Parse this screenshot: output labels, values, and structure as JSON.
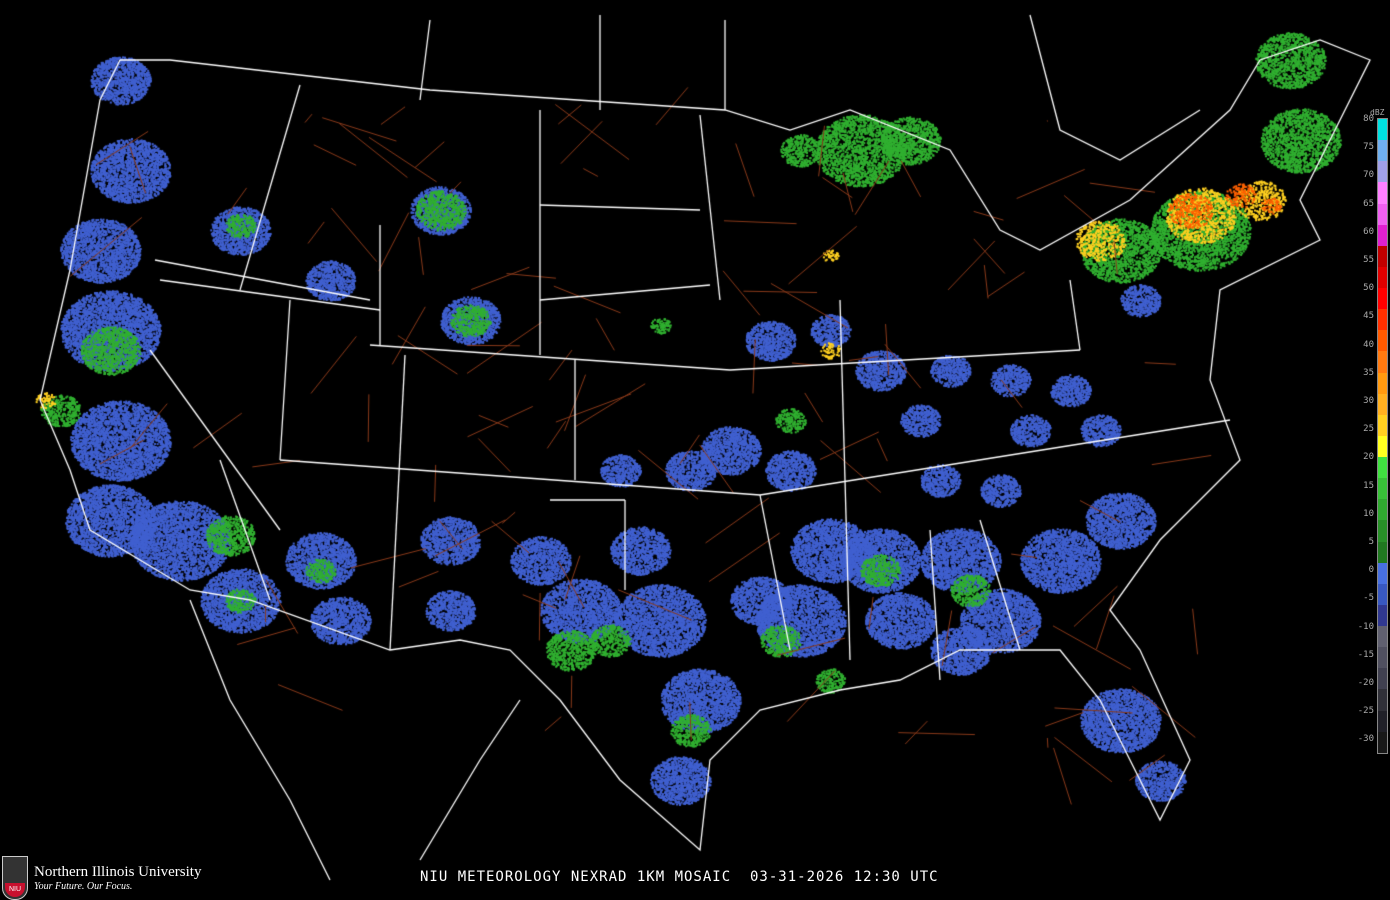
{
  "caption": "NIU METEOROLOGY NEXRAD 1KM MOSAIC  03-31-2026 12:30 UTC",
  "logo": {
    "name": "Northern Illinois University",
    "tagline": "Your Future. Our Focus.",
    "mark": "NIU"
  },
  "legend": {
    "unit": "dBZ",
    "labels": [
      "80",
      "75",
      "70",
      "65",
      "60",
      "55",
      "50",
      "45",
      "40",
      "35",
      "30",
      "25",
      "20",
      "15",
      "10",
      "5",
      "0",
      "-5",
      "-10",
      "-15",
      "-20",
      "-25",
      "-30"
    ],
    "colors": [
      "#00e0e0",
      "#70b0f0",
      "#a0a0e8",
      "#ff80ff",
      "#f060f0",
      "#e020d0",
      "#c00000",
      "#e00000",
      "#ff0000",
      "#ff3000",
      "#ff5a00",
      "#ff7a10",
      "#ff9a10",
      "#ffb020",
      "#ffd020",
      "#ffff20",
      "#40e040",
      "#38c038",
      "#30a830",
      "#289028",
      "#207820",
      "#4870e0",
      "#3858c0",
      "#303890",
      "#606070",
      "#505060",
      "#404050",
      "#303038",
      "#202028",
      "#181818"
    ]
  },
  "colors": {
    "background": "#000000",
    "borders": "#ffffff",
    "highways": "#8b3a1a",
    "light": "#4060d0",
    "moderate": "#30b030",
    "heavy": "#ffd020",
    "intense": "#ff6000"
  }
}
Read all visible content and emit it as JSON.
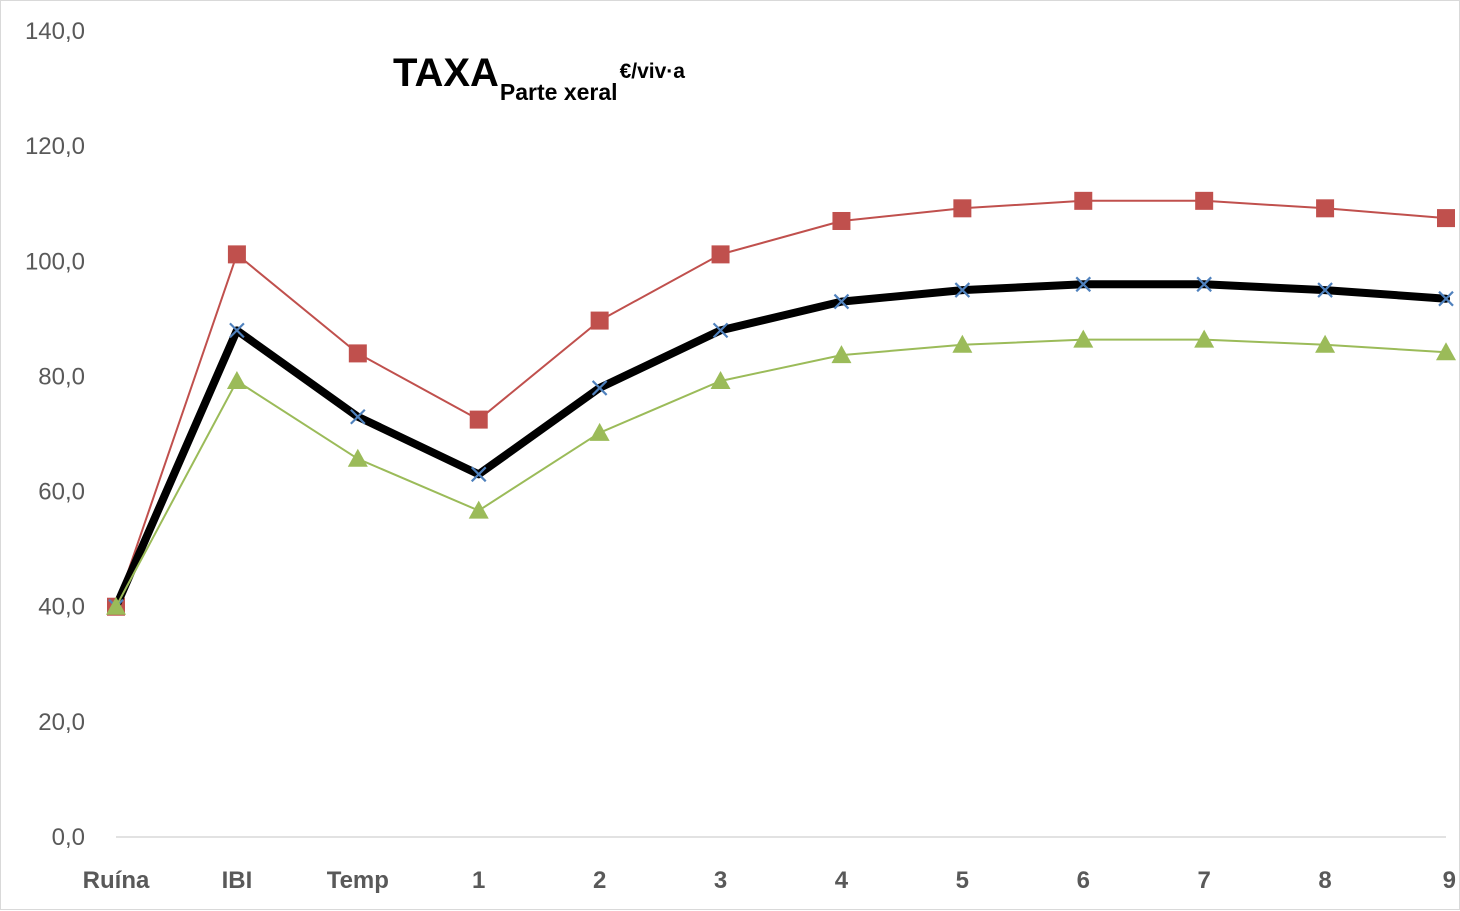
{
  "chart_data": {
    "type": "line",
    "title": {
      "main": "TAXA",
      "subscript": "Parte xeral",
      "superscript": "€/viv·a"
    },
    "xlabel": "",
    "ylabel": "",
    "categories": [
      "Ruína",
      "IBI",
      "Temp",
      "1",
      "2",
      "3",
      "4",
      "5",
      "6",
      "7",
      "8",
      "9"
    ],
    "ylim": [
      0,
      140
    ],
    "yticks": [
      "0,0",
      "20,0",
      "40,0",
      "60,0",
      "80,0",
      "100,0",
      "120,0",
      "140,0"
    ],
    "grid": false,
    "legend": "none",
    "series": [
      {
        "values": [
          40.0,
          101.2,
          84.0,
          72.5,
          89.7,
          101.2,
          107.0,
          109.2,
          110.5,
          110.5,
          109.2,
          107.5
        ],
        "color": "#c0504d",
        "marker": "square",
        "line_width": 2
      },
      {
        "values": [
          40.0,
          88.0,
          73.0,
          63.0,
          78.0,
          88.0,
          93.0,
          95.0,
          96.0,
          96.0,
          95.0,
          93.5
        ],
        "color": "#000000",
        "marker_color": "#4f81bd",
        "marker": "x",
        "line_width": 8
      },
      {
        "values": [
          40.0,
          79.2,
          65.7,
          56.7,
          70.2,
          79.2,
          83.7,
          85.5,
          86.4,
          86.4,
          85.5,
          84.2
        ],
        "color": "#9bbb59",
        "marker": "triangle",
        "line_width": 2
      }
    ]
  }
}
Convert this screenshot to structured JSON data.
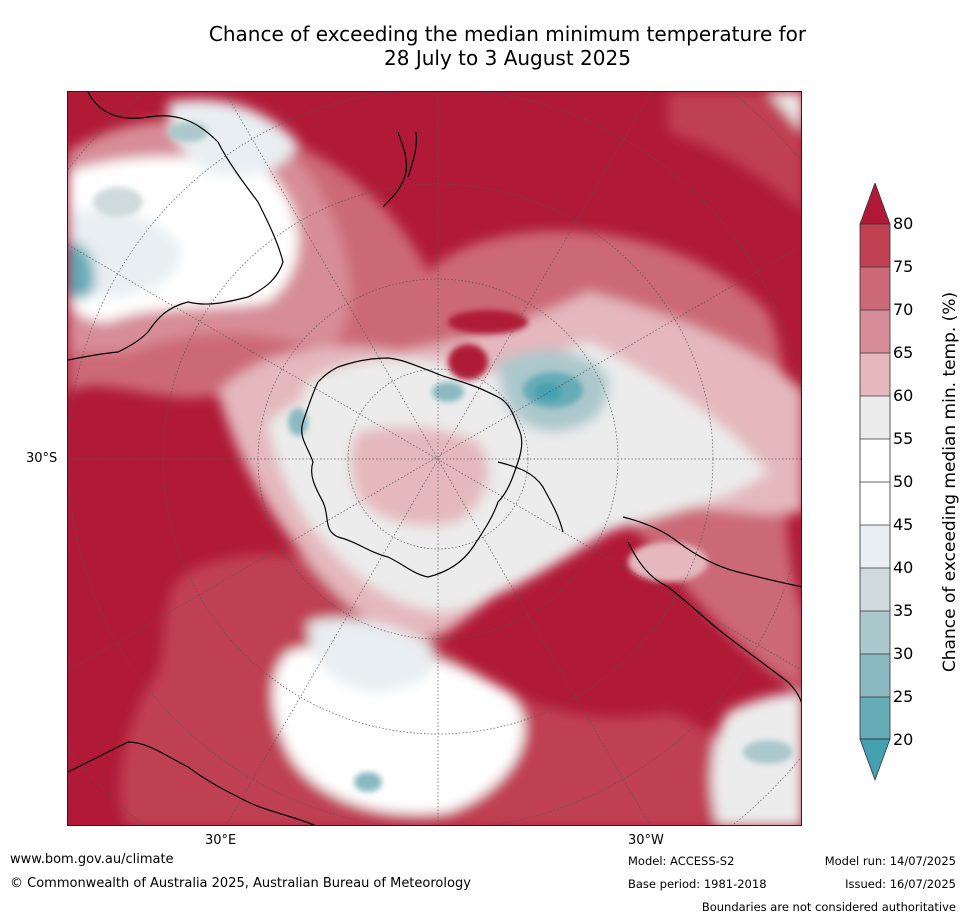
{
  "title": {
    "line1": "Chance of exceeding the median minimum temperature for",
    "line2": "28 July to 3 August 2025"
  },
  "map": {
    "projection": "south-polar",
    "lat_label": "30°S",
    "lon_labels": [
      "30°E",
      "30°W"
    ],
    "colors": {
      "c80": "#b01a37",
      "c75": "#c04152",
      "c70": "#cc6977",
      "c65": "#d78d97",
      "c60": "#e4b8bd",
      "c55": "#ececec",
      "c50": "#ffffff",
      "c45": "#e8eef1",
      "c40": "#cfdadc",
      "c35": "#abc8cc",
      "c30": "#8ab9c1",
      "c25": "#66abb7",
      "c20": "#44a1b1",
      "land": "#000000",
      "grid": "#555555"
    }
  },
  "colorbar": {
    "label": "Chance of exceeding median min. temp. (%)",
    "ticks": [
      "80",
      "75",
      "70",
      "65",
      "60",
      "55",
      "50",
      "45",
      "40",
      "35",
      "30",
      "25",
      "20"
    ]
  },
  "footer": {
    "website": "www.bom.gov.au/climate",
    "copyright": "© Commonwealth of Australia 2025, Australian Bureau of Meteorology",
    "model": "Model: ACCESS-S2",
    "model_run": "Model run: 14/07/2025",
    "base_period": "Base period: 1981-2018",
    "issued": "Issued: 16/07/2025",
    "disclaimer": "Boundaries are not considered authoritative"
  }
}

* _SHORT PROBLEM_
Extract the text of all the records above verbatim, excluding pictures.

* _OUTPUT_
Parse this screenshot: output labels, values, and structure as JSON.
{
  "caption": "NIU METEOROLOGY NEXRAD 1KM MOSAIC  03-31-2026 12:30 UTC",
  "logo": {
    "name": "Northern Illinois University",
    "tagline": "Your Future. Our Focus.",
    "mark": "NIU"
  },
  "legend": {
    "unit": "dBZ",
    "labels": [
      "80",
      "75",
      "70",
      "65",
      "60",
      "55",
      "50",
      "45",
      "40",
      "35",
      "30",
      "25",
      "20",
      "15",
      "10",
      "5",
      "0",
      "-5",
      "-10",
      "-15",
      "-20",
      "-25",
      "-30"
    ],
    "colors": [
      "#00e0e0",
      "#70b0f0",
      "#a0a0e8",
      "#ff80ff",
      "#f060f0",
      "#e020d0",
      "#c00000",
      "#e00000",
      "#ff0000",
      "#ff3000",
      "#ff5a00",
      "#ff7a10",
      "#ff9a10",
      "#ffb020",
      "#ffd020",
      "#ffff20",
      "#40e040",
      "#38c038",
      "#30a830",
      "#289028",
      "#207820",
      "#4870e0",
      "#3858c0",
      "#303890",
      "#606070",
      "#505060",
      "#404050",
      "#303038",
      "#202028",
      "#181818"
    ]
  },
  "colors": {
    "background": "#000000",
    "borders": "#ffffff",
    "highways": "#8b3a1a",
    "light": "#4060d0",
    "moderate": "#30b030",
    "heavy": "#ffd020",
    "intense": "#ff6000"
  }
}
Read all visible content and emit it as JSON.
{
  "chart_data": {
    "type": "line",
    "title": {
      "main": "TAXA",
      "subscript": "Parte xeral",
      "superscript": "€/viv·a"
    },
    "xlabel": "",
    "ylabel": "",
    "categories": [
      "Ruína",
      "IBI",
      "Temp",
      "1",
      "2",
      "3",
      "4",
      "5",
      "6",
      "7",
      "8",
      "9"
    ],
    "ylim": [
      0,
      140
    ],
    "yticks": [
      "0,0",
      "20,0",
      "40,0",
      "60,0",
      "80,0",
      "100,0",
      "120,0",
      "140,0"
    ],
    "grid": false,
    "legend": "none",
    "series": [
      {
        "values": [
          40.0,
          101.2,
          84.0,
          72.5,
          89.7,
          101.2,
          107.0,
          109.2,
          110.5,
          110.5,
          109.2,
          107.5
        ],
        "color": "#c0504d",
        "marker": "square",
        "line_width": 2
      },
      {
        "values": [
          40.0,
          88.0,
          73.0,
          63.0,
          78.0,
          88.0,
          93.0,
          95.0,
          96.0,
          96.0,
          95.0,
          93.5
        ],
        "color": "#000000",
        "marker_color": "#4f81bd",
        "marker": "x",
        "line_width": 8
      },
      {
        "values": [
          40.0,
          79.2,
          65.7,
          56.7,
          70.2,
          79.2,
          83.7,
          85.5,
          86.4,
          86.4,
          85.5,
          84.2
        ],
        "color": "#9bbb59",
        "marker": "triangle",
        "line_width": 2
      }
    ]
  }
}
Convert this screenshot to structured JSON data.
{
  "title": {
    "line1": "Chance of exceeding the median minimum temperature for",
    "line2": "28 July to 3 August 2025"
  },
  "map": {
    "projection": "south-polar",
    "lat_label": "30°S",
    "lon_labels": [
      "30°E",
      "30°W"
    ],
    "colors": {
      "c80": "#b01a37",
      "c75": "#c04152",
      "c70": "#cc6977",
      "c65": "#d78d97",
      "c60": "#e4b8bd",
      "c55": "#ececec",
      "c50": "#ffffff",
      "c45": "#e8eef1",
      "c40": "#cfdadc",
      "c35": "#abc8cc",
      "c30": "#8ab9c1",
      "c25": "#66abb7",
      "c20": "#44a1b1",
      "land": "#000000",
      "grid": "#555555"
    }
  },
  "colorbar": {
    "label": "Chance of exceeding median min. temp. (%)",
    "ticks": [
      "80",
      "75",
      "70",
      "65",
      "60",
      "55",
      "50",
      "45",
      "40",
      "35",
      "30",
      "25",
      "20"
    ]
  },
  "footer": {
    "website": "www.bom.gov.au/climate",
    "copyright": "© Commonwealth of Australia 2025, Australian Bureau of Meteorology",
    "model": "Model: ACCESS-S2",
    "model_run": "Model run: 14/07/2025",
    "base_period": "Base period: 1981-2018",
    "issued": "Issued: 16/07/2025",
    "disclaimer": "Boundaries are not considered authoritative"
  }
}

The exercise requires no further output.